(Dataset records)
======

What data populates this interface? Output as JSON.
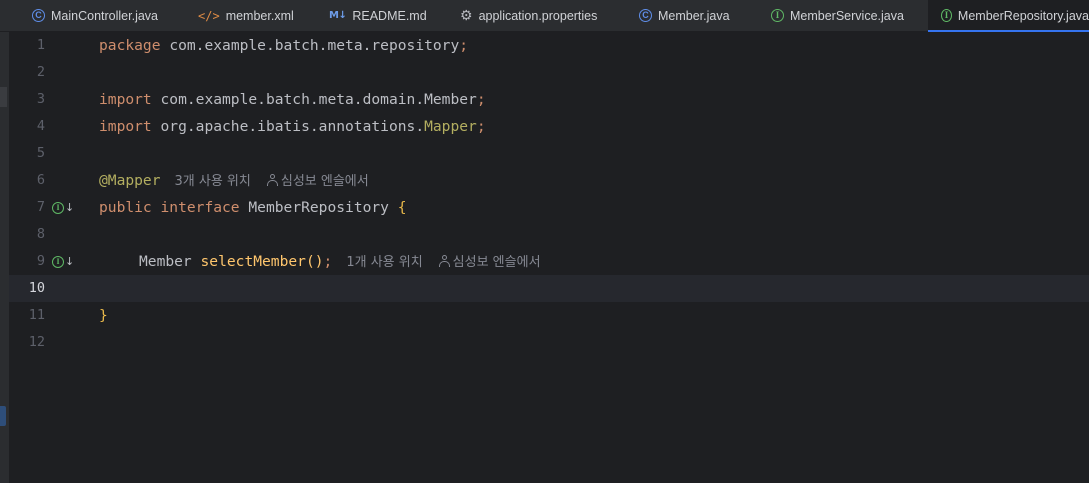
{
  "tabs": [
    {
      "label": "MainController.java",
      "icon": "class-icon"
    },
    {
      "label": "member.xml",
      "icon": "xml-icon"
    },
    {
      "label": "README.md",
      "icon": "markdown-icon"
    },
    {
      "label": "application.properties",
      "icon": "gear-icon"
    },
    {
      "label": "Member.java",
      "icon": "class-icon"
    },
    {
      "label": "MemberService.java",
      "icon": "interface-icon"
    },
    {
      "label": "MemberRepository.java",
      "icon": "interface-icon",
      "active": true
    }
  ],
  "editor": {
    "current_line": 10,
    "line_numbers": [
      "1",
      "2",
      "3",
      "4",
      "5",
      "6",
      "7",
      "8",
      "9",
      "10",
      "11",
      "12"
    ],
    "code": {
      "l1_kw": "package",
      "l1_pkg": "com.example.batch.meta.repository",
      "l1_semi": ";",
      "l3_kw": "import",
      "l3_path": "com.example.batch.meta.domain.Member",
      "l3_semi": ";",
      "l4_kw": "import",
      "l4_path": "org.apache.ibatis.annotations.",
      "l4_cls": "Mapper",
      "l4_semi": ";",
      "l6_ann": "@Mapper",
      "l6_usage": "3개 사용 위치",
      "l6_author": "심성보 엔슬에서",
      "l7_kw1": "public",
      "l7_kw2": "interface",
      "l7_name": "MemberRepository",
      "l7_brace": "{",
      "l9_type": "Member",
      "l9_method": "selectMember",
      "l9_parens": "()",
      "l9_semi": ";",
      "l9_usage": "1개 사용 위치",
      "l9_author": "심성보 엔슬에서",
      "l11_brace": "}"
    }
  },
  "colors": {
    "background": "#1e1f22",
    "keyword": "#cf8e6d",
    "annotation": "#b3ae60",
    "method": "#ffc66d",
    "accent": "#3574f0"
  }
}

======

All of the entries need to be transcribed word for word; pictures are left out.

What data populates this interface? Output as JSON.
{
  "tabs": [
    {
      "label": "MainController.java",
      "icon": "class-icon"
    },
    {
      "label": "member.xml",
      "icon": "xml-icon"
    },
    {
      "label": "README.md",
      "icon": "markdown-icon"
    },
    {
      "label": "application.properties",
      "icon": "gear-icon"
    },
    {
      "label": "Member.java",
      "icon": "class-icon"
    },
    {
      "label": "MemberService.java",
      "icon": "interface-icon"
    },
    {
      "label": "MemberRepository.java",
      "icon": "interface-icon",
      "active": true
    }
  ],
  "editor": {
    "current_line": 10,
    "line_numbers": [
      "1",
      "2",
      "3",
      "4",
      "5",
      "6",
      "7",
      "8",
      "9",
      "10",
      "11",
      "12"
    ],
    "code": {
      "l1_kw": "package",
      "l1_pkg": "com.example.batch.meta.repository",
      "l1_semi": ";",
      "l3_kw": "import",
      "l3_path": "com.example.batch.meta.domain.Member",
      "l3_semi": ";",
      "l4_kw": "import",
      "l4_path": "org.apache.ibatis.annotations.",
      "l4_cls": "Mapper",
      "l4_semi": ";",
      "l6_ann": "@Mapper",
      "l6_usage": "3개 사용 위치",
      "l6_author": "심성보 엔슬에서",
      "l7_kw1": "public",
      "l7_kw2": "interface",
      "l7_name": "MemberRepository",
      "l7_brace": "{",
      "l9_type": "Member",
      "l9_method": "selectMember",
      "l9_parens": "()",
      "l9_semi": ";",
      "l9_usage": "1개 사용 위치",
      "l9_author": "심성보 엔슬에서",
      "l11_brace": "}"
    }
  },
  "colors": {
    "background": "#1e1f22",
    "keyword": "#cf8e6d",
    "annotation": "#b3ae60",
    "method": "#ffc66d",
    "accent": "#3574f0"
  }
}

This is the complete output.